*Records for this exercise:*
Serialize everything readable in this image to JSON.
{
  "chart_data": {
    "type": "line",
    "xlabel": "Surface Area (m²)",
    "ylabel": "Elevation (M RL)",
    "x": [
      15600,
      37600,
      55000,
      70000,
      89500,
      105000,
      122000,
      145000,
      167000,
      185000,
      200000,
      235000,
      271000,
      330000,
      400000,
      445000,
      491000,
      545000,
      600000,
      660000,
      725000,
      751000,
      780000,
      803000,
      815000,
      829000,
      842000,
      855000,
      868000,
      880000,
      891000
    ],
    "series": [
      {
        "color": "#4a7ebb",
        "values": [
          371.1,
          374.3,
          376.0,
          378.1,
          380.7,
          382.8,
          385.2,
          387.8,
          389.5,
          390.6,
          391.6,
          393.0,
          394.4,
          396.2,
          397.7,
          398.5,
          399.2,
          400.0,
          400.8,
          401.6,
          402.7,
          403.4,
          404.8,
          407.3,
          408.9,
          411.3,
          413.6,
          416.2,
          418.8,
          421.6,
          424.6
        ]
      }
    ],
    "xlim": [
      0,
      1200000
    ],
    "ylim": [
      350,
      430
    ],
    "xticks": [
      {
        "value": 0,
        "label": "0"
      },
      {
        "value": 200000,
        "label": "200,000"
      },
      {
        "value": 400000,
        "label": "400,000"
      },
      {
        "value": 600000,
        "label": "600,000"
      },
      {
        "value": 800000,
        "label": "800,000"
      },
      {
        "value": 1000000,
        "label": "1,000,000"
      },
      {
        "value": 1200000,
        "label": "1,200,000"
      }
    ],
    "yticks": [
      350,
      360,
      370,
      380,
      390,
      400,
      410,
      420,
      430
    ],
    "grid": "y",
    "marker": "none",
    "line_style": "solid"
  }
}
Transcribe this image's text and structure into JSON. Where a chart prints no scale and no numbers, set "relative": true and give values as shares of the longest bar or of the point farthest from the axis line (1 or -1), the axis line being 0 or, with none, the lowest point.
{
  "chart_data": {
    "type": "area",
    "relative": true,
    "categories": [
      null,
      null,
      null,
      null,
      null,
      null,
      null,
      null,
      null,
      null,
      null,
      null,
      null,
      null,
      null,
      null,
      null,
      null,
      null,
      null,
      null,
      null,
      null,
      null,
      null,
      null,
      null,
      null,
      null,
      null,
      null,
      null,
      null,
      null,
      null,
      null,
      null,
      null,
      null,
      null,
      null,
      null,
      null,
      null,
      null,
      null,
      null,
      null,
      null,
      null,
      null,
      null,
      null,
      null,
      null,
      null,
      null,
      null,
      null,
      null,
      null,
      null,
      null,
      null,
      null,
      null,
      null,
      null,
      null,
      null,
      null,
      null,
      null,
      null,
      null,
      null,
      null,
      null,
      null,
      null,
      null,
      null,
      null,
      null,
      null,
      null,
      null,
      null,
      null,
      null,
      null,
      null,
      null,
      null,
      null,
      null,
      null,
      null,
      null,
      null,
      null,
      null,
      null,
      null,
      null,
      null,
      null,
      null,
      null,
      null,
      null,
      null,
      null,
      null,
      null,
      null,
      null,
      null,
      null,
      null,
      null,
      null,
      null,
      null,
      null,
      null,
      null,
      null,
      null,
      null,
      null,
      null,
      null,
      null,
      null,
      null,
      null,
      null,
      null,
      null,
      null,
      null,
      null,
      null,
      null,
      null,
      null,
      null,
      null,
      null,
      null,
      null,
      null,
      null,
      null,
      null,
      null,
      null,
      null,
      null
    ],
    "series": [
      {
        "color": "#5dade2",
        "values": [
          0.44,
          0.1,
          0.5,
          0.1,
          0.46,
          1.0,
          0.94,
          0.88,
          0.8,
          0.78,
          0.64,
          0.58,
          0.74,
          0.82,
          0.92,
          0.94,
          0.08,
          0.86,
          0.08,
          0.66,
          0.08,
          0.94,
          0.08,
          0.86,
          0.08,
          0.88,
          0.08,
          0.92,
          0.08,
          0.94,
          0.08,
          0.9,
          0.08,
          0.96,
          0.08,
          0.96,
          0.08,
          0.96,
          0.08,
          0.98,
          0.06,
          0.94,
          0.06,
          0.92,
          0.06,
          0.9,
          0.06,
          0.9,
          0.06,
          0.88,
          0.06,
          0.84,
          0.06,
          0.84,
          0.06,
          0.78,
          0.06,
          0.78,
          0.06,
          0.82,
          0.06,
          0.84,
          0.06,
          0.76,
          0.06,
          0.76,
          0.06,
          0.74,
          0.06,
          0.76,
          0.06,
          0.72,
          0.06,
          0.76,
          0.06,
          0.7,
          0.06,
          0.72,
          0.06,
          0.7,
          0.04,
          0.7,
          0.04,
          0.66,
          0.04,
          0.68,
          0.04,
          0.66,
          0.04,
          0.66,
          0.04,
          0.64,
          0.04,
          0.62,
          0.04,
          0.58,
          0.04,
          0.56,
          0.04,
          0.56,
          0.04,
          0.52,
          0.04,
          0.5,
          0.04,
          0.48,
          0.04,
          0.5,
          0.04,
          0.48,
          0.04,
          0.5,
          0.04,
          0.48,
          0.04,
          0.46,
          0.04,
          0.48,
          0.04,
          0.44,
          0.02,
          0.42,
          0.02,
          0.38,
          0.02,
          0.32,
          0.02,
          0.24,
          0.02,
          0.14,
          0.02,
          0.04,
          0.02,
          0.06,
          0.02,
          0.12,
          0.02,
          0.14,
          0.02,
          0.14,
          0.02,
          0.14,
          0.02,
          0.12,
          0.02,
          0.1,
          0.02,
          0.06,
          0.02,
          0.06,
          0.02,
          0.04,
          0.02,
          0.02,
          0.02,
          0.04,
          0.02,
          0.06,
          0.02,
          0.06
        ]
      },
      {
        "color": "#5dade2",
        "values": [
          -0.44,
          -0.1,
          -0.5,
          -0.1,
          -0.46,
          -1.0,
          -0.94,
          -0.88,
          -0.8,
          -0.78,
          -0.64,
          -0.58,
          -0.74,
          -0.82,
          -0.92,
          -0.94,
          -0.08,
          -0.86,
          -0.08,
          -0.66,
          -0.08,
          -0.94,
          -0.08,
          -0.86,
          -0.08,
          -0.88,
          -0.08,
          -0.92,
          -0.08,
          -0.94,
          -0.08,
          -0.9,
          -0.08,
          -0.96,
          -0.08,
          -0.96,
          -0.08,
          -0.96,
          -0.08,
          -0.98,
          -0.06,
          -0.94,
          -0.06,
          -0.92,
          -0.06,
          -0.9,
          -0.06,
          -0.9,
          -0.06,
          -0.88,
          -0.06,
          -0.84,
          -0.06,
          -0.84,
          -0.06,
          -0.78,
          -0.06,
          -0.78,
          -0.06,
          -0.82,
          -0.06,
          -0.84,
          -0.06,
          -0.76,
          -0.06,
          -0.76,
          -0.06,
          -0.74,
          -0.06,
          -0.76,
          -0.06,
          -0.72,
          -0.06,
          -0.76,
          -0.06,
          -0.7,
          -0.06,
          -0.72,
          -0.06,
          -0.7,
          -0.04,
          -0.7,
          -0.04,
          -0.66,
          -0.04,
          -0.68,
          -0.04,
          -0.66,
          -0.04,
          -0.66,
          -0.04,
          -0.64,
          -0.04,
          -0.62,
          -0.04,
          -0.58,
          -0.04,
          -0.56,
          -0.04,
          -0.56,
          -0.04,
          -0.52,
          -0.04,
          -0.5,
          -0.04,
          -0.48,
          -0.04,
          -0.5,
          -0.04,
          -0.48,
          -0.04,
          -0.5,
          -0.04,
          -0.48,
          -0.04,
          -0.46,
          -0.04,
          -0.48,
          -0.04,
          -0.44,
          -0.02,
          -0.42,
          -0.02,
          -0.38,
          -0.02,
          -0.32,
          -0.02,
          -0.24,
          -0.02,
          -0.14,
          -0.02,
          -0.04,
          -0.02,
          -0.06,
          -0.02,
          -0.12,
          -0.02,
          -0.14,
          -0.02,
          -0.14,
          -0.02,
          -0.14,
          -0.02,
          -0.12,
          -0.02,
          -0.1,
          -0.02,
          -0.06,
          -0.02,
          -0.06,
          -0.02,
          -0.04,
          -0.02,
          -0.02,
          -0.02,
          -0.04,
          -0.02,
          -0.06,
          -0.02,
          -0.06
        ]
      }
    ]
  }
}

*Exercise objective:*
Filter the records above for "relative" and copy every matching line.

*Result for this task:*
Transcribe this image's text and structure into JSON. Where a chart prints no scale and no numbers, set "relative": true and give values as shares of the longest bar or of the point farthest from the axis line (1 or -1), the axis line being 0 or, with none, the lowest point.
    "relative": true,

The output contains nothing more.